● **Short problem 1**
In the news passage about the Libyan suspects held at HM Prison Zeist, reproduce the wording from "It is unlikely" up to and including "since the bombing.".
● **Short problem 2**
According to the news passage about the Libyan suspects at HM Prison Zeist, within how many days of committal must proceedings begin under Scottish law?
● **Short problem 3**
Extend the news passage about the Libyan suspects at HM Prison Zeist, picking up after its final sentence.
* Start Text excerpt *
Scottish officials were careful to stress that HM Prison Zeist has a prayer room and a compass mounted on the wall to tell the men which way to turn for Mecca. The Libyans' Muslim dietary requirements are being met with specially prepared hallal meals. The men's brothers, who accompanied them from Tripoli on Monday, also spent the first night at the site.
It is unlikely that they will stay for the duration - the trial could take up to two years. Under Scottish law, proceedings must begin within 110 days of next week's committal for trial, but this period can be extended if both the defence and the prosecution agree. Scottish Office officials admitted that the defence teams, consisting of one Scottish Advocate, one Scottish solicitor and one Libyan lawyer each, will have to work quickly to respond to the evidence amassed by the prosecution in the 10 years since the bombing.
As well as murder and conspiracy to murder, the men have been charged with violation of the Air Security Act, a crime that carries a life sentence.
* End Text excerpt *
* Start Data section *
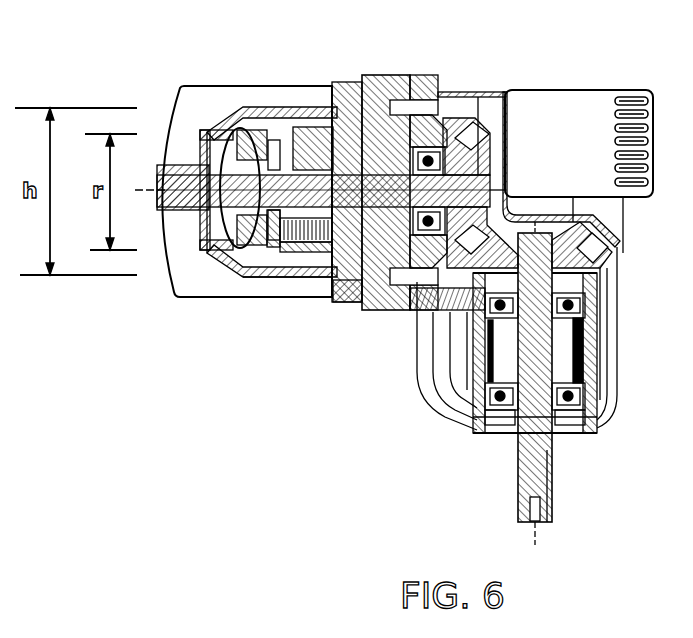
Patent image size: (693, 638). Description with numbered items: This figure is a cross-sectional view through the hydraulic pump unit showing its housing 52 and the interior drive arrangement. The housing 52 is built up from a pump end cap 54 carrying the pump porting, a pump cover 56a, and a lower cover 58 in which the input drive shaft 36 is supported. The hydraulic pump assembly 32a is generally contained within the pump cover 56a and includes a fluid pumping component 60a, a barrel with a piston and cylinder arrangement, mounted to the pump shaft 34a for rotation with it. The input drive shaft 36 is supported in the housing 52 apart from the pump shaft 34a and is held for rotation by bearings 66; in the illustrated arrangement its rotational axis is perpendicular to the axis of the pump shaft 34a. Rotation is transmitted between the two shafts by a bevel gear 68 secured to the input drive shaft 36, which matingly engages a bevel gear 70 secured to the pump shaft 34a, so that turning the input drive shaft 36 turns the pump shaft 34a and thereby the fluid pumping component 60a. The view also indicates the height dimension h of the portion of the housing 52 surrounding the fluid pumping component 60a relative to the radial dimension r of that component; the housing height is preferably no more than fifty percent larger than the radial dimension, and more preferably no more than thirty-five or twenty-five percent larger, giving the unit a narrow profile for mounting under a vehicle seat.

The housing 52 is at (189, 82).
The pump shaft 34a is at (186, 164).
The pump cover 56a is at (246, 106).
The fluid pumping component 60a is at (309, 112).
The pump end cap 54 is at (374, 80).
The bevel gear 70 is at (478, 96).
The hydraulic pump assembly 32a is at (257, 283).
The lower cover 58 is at (430, 356).
The bevel gear 68 is at (607, 273).
The bearings 66 is at (583, 350).
The input drive shaft 36 is at (535, 478).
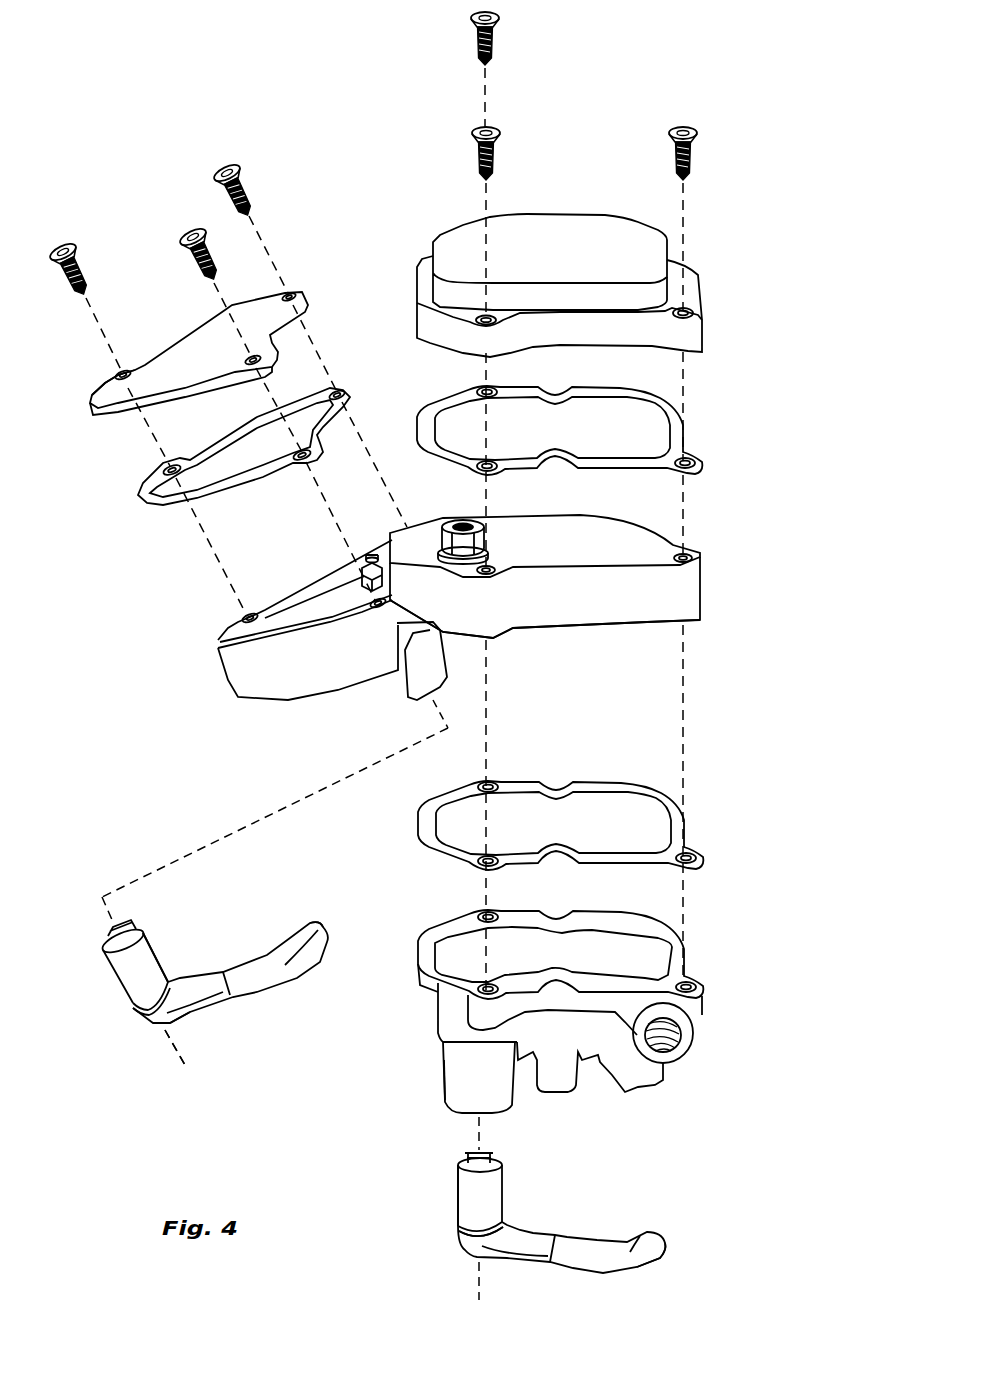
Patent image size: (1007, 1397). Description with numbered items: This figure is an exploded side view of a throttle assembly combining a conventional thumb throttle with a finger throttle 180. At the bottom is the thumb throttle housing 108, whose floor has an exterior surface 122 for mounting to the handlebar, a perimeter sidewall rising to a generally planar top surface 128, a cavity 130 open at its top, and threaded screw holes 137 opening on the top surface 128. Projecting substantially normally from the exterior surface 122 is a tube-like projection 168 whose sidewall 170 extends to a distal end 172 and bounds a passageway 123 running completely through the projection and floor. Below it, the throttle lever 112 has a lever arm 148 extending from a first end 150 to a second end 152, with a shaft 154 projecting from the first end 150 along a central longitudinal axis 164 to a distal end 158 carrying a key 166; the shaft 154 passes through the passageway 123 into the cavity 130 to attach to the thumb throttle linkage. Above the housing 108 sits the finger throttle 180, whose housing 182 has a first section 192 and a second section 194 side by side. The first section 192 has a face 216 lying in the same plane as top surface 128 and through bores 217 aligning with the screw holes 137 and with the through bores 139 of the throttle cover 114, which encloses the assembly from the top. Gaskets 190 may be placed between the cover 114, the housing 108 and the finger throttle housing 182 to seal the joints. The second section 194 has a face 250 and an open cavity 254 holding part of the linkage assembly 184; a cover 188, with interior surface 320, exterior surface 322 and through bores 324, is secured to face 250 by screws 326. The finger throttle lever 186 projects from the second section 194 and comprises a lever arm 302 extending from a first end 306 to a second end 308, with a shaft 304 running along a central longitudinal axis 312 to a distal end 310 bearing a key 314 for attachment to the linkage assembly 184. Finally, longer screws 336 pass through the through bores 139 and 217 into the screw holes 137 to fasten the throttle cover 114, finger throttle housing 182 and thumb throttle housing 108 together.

The housing 108 is at (559, 1007).
The throttle lever 112 is at (470, 1218).
The throttle cover 114 is at (655, 245).
The exterior surface 122 is at (436, 1010).
The passageway 123 is at (465, 1111).
The top surface 128 is at (425, 960).
The cavity 130 is at (640, 945).
The threaded screw holes 137 is at (705, 983).
The through bores 139 is at (692, 307).
The lever arm 148 is at (630, 1250).
The first end 150 is at (542, 1215).
The second end 152 is at (662, 1268).
The shaft 154 is at (494, 1192).
The distal end 158 is at (448, 1166).
The central longitudinal axis 164 is at (477, 1278).
The key 166 is at (492, 1157).
The tube-like projection 168 is at (450, 1050).
The sidewall 170 is at (444, 1085).
The distal end 172 is at (434, 1106).
The finger throttle 180 is at (557, 574).
The housing 182 is at (245, 700).
The linkage assembly 184 is at (348, 600).
The throttle lever 186 is at (138, 995).
The cover 188 is at (110, 400).
The gasket 190 is at (680, 440).
The first section 192 is at (700, 595).
The second section 194 is at (240, 688).
The face 216 is at (652, 625).
The through bores 217 is at (690, 550).
The face 250 is at (284, 630).
The cavity 254 is at (312, 605).
The lever arm 302 is at (283, 967).
The shaft 304 is at (152, 960).
The first end 306 is at (320, 978).
The second end 308 is at (184, 1021).
The distal end 310 is at (231, 909).
The central longitudinal axis 312 is at (175, 1052).
The key 314 is at (112, 937).
The interior surface 320 is at (108, 415).
The exterior surface 322 is at (165, 373).
The through bores 324 is at (115, 372).
The screws 326 is at (190, 233).
The longer screws 336 is at (683, 128).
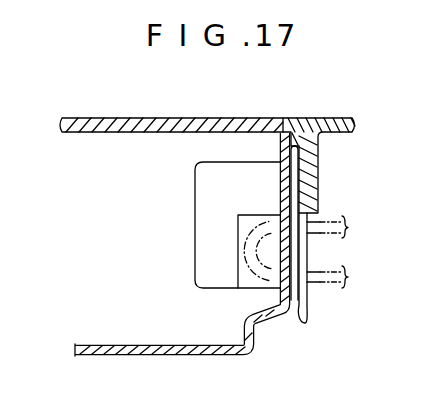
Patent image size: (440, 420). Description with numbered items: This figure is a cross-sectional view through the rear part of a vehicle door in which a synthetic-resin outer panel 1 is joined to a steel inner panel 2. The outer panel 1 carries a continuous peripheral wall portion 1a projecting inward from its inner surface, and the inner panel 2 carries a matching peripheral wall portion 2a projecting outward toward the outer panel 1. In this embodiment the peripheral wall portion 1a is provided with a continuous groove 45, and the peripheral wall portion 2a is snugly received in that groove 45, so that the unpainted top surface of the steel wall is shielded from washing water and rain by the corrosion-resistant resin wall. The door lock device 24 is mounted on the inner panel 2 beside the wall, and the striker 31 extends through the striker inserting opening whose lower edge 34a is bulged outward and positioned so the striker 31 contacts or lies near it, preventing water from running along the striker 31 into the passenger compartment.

The outer panel 1 is at (180, 118).
The peripheral wall portion 1a is at (289, 310).
The inner panel 2 is at (216, 357).
The peripheral wall portion 2a is at (318, 184).
The door lock device 24 is at (195, 203).
The striker 31 is at (340, 221).
The lower edge of the striker inserting opening 34a is at (307, 260).
The continuous groove 45 is at (288, 118).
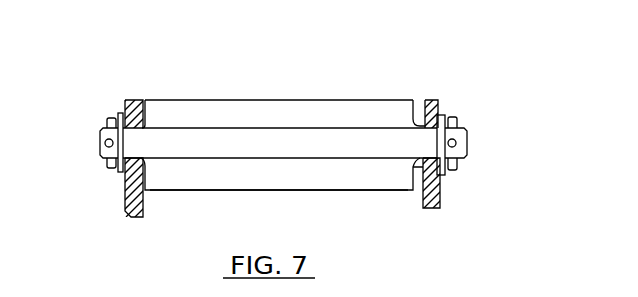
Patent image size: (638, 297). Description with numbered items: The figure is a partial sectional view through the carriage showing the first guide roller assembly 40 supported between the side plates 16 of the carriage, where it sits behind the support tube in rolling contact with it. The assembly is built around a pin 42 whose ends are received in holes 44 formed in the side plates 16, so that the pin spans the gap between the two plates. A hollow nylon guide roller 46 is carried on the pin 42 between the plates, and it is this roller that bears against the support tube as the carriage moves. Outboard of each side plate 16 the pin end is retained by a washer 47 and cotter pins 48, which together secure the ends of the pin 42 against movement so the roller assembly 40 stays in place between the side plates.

The side plate 16 is at (127, 210).
The first guide roller assembly 40 is at (300, 84).
The pin 42 is at (225, 143).
The hole 44 is at (423, 133).
The hollow nylon guide roller 46 is at (352, 185).
The washer 47 is at (445, 118).
The cotter pin 48 is at (456, 168).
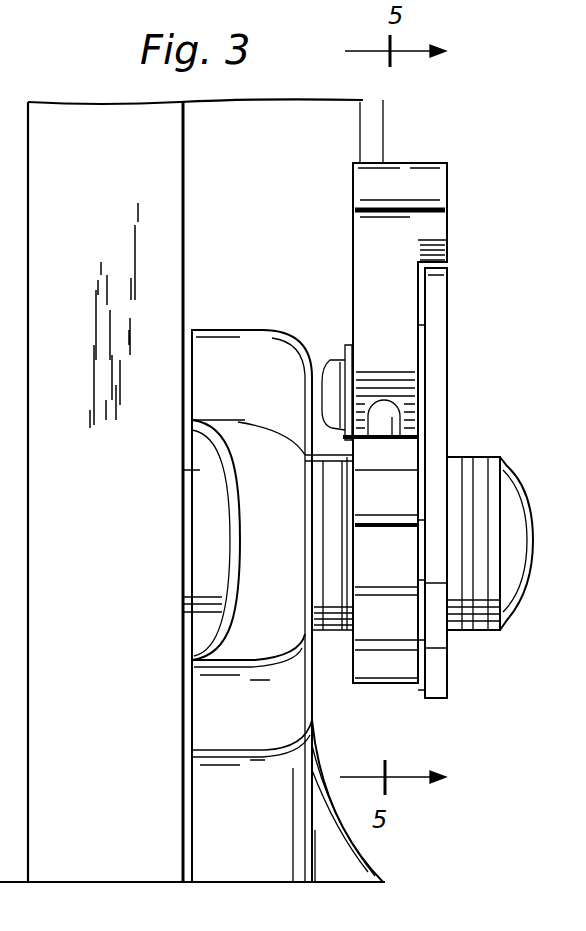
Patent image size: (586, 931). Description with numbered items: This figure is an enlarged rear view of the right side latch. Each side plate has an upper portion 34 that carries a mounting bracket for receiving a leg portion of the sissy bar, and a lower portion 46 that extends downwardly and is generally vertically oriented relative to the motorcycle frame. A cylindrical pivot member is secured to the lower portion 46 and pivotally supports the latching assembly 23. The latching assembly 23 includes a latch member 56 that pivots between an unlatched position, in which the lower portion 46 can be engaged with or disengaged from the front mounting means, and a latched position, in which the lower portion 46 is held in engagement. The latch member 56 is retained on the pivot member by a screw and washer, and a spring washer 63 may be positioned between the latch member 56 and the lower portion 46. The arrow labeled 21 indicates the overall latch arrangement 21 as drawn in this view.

The fastener assembly 21 is at (532, 474).
The mounting bracket 23 is at (298, 264).
The panel flange 34 is at (370, 118).
The washer plate 46 is at (437, 397).
The nut block 56 is at (435, 228).
The shim 63 is at (422, 350).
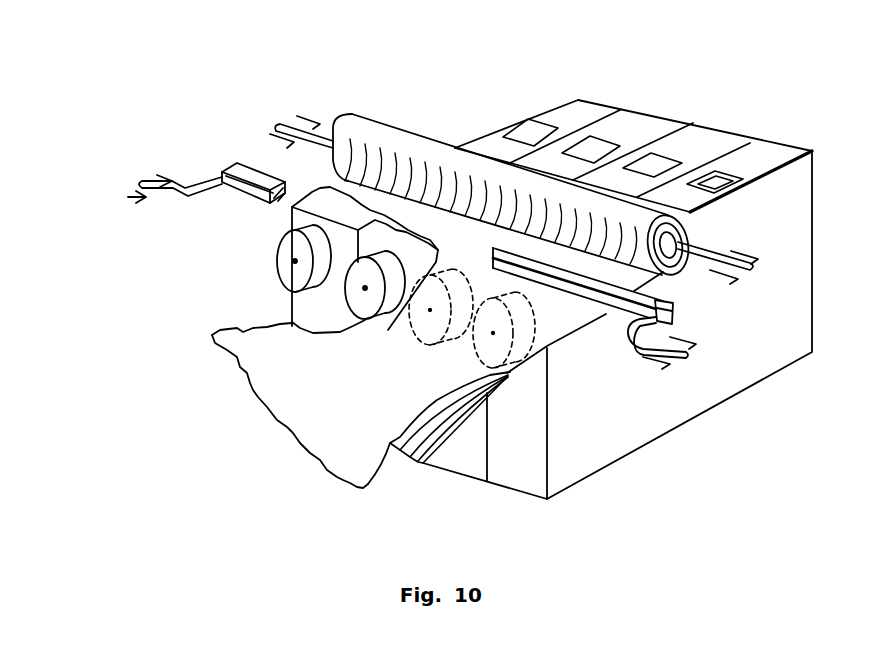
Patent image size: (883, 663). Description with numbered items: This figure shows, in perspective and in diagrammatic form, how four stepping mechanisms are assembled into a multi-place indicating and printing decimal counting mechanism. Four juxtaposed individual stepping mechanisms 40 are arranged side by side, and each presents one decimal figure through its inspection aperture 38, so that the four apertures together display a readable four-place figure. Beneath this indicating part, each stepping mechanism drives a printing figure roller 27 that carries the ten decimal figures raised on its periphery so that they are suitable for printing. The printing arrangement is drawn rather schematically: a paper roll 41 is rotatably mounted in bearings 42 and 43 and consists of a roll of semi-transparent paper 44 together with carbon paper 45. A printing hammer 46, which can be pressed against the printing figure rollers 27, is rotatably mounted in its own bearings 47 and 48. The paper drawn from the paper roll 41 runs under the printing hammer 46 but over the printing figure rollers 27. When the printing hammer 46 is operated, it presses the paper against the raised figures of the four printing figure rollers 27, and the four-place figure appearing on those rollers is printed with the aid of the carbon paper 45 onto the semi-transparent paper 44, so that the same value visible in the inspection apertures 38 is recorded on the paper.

The printing figure roller 27 is at (362, 300).
The inspection aperture 38 is at (605, 140).
The stepping mechanism 40 is at (660, 117).
The paper roll 41 is at (388, 125).
The bearing 42 is at (312, 128).
The bearing 43 is at (745, 258).
The semi-transparent paper 44 is at (345, 482).
The carbon paper 45 is at (425, 464).
The printing hammer 46 is at (242, 163).
The bearing 47 is at (140, 198).
The bearing 48 is at (698, 343).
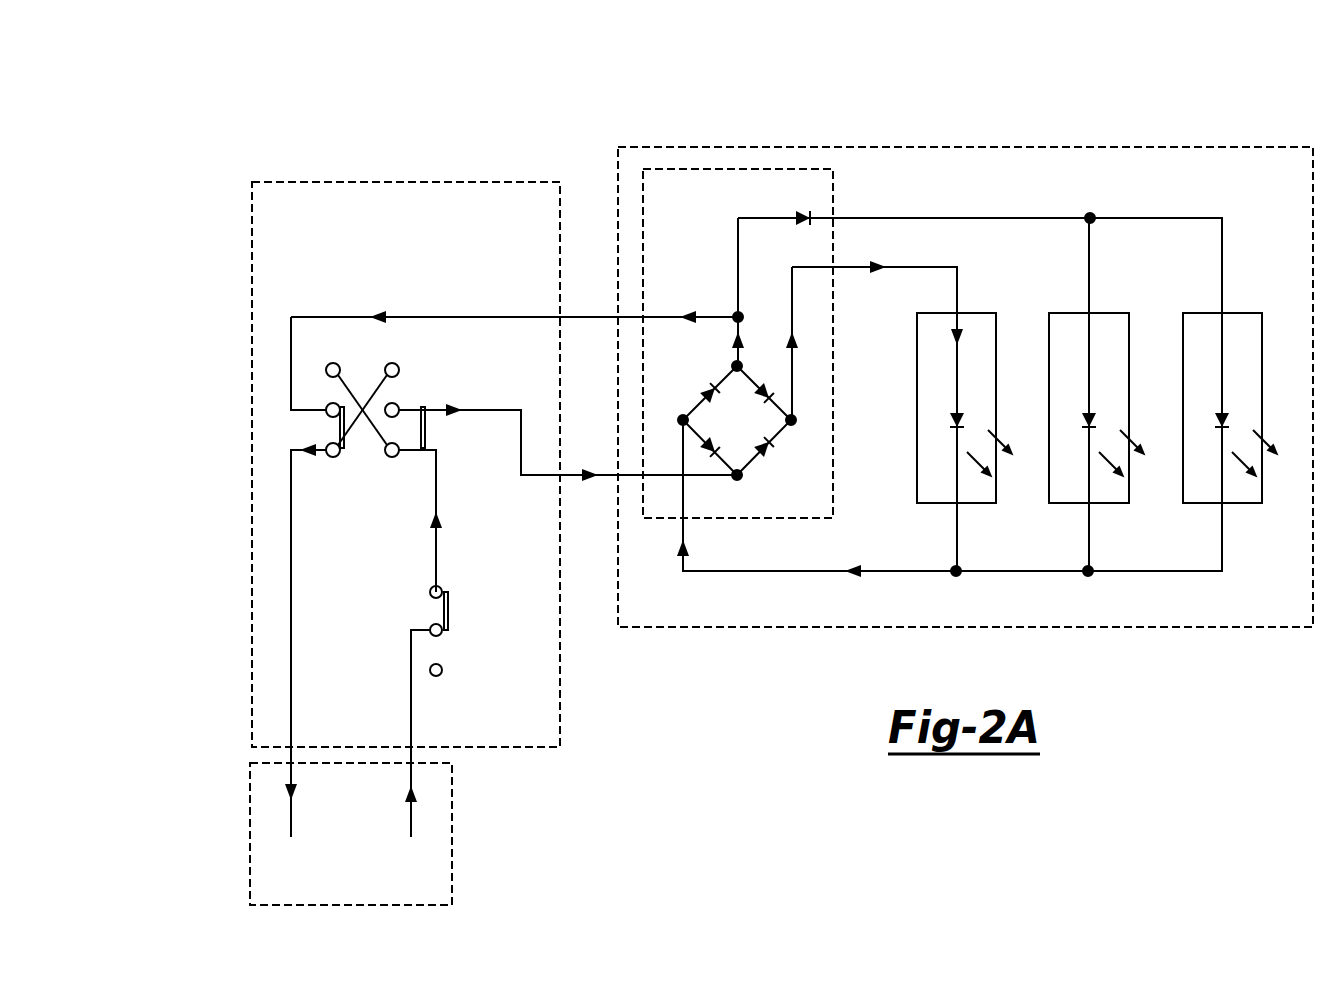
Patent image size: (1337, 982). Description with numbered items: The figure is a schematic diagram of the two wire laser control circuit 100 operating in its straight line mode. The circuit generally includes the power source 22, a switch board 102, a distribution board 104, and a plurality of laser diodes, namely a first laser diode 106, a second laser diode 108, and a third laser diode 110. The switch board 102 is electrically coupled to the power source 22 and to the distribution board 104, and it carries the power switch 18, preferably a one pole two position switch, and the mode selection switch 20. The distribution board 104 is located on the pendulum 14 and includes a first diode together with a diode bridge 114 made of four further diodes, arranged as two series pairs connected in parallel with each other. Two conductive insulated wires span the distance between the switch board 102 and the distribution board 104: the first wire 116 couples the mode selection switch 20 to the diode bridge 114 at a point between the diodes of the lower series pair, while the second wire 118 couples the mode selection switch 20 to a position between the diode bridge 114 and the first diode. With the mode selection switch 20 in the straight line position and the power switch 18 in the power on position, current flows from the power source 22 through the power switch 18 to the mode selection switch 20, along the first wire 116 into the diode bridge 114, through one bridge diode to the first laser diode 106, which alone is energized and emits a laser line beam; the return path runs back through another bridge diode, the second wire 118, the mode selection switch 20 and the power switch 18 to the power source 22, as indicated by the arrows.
* End Data section *
● **Output 1**
It is unlikely that they will stay for the duration - the trial could take up to two years. Under Scottish law, proceedings must begin within 110 days of next week's committal for trial, but this period can be extended if both the defence and the prosecution agree. Scottish Office officials admitted that the defence teams, consisting of one Scottish Advocate, one Scottish solicitor and one Libyan lawyer each, will have to work quickly to respond to the evidence amassed by the prosecution in the 10 years since the bombing.

● **Output 2**
Within 110 days.

● **Output 3**
Warrants for the men's arrests were first issued by a Dumfries and Galloway sheriff in 1991, three years after a three-year investigation into the bombing.
There was no access for the media. Yesterday morning, as the the charges were being read to the accused, the world's cameras trained their lenses through the 10ft fence around the prison perimeter.
The only people admitted to the site other than staff were caterers, milkmen and building contractors.
Incongruously, the air museum at the former base is being kept open throughout the trial. Yesterday it played host to hundreds of Dutch families taking advantage of the Easter holidays.
Most of them were oblivious to the presence of the accused men - and to the police, armed with sub-machine-guns, who were patrolling nearby.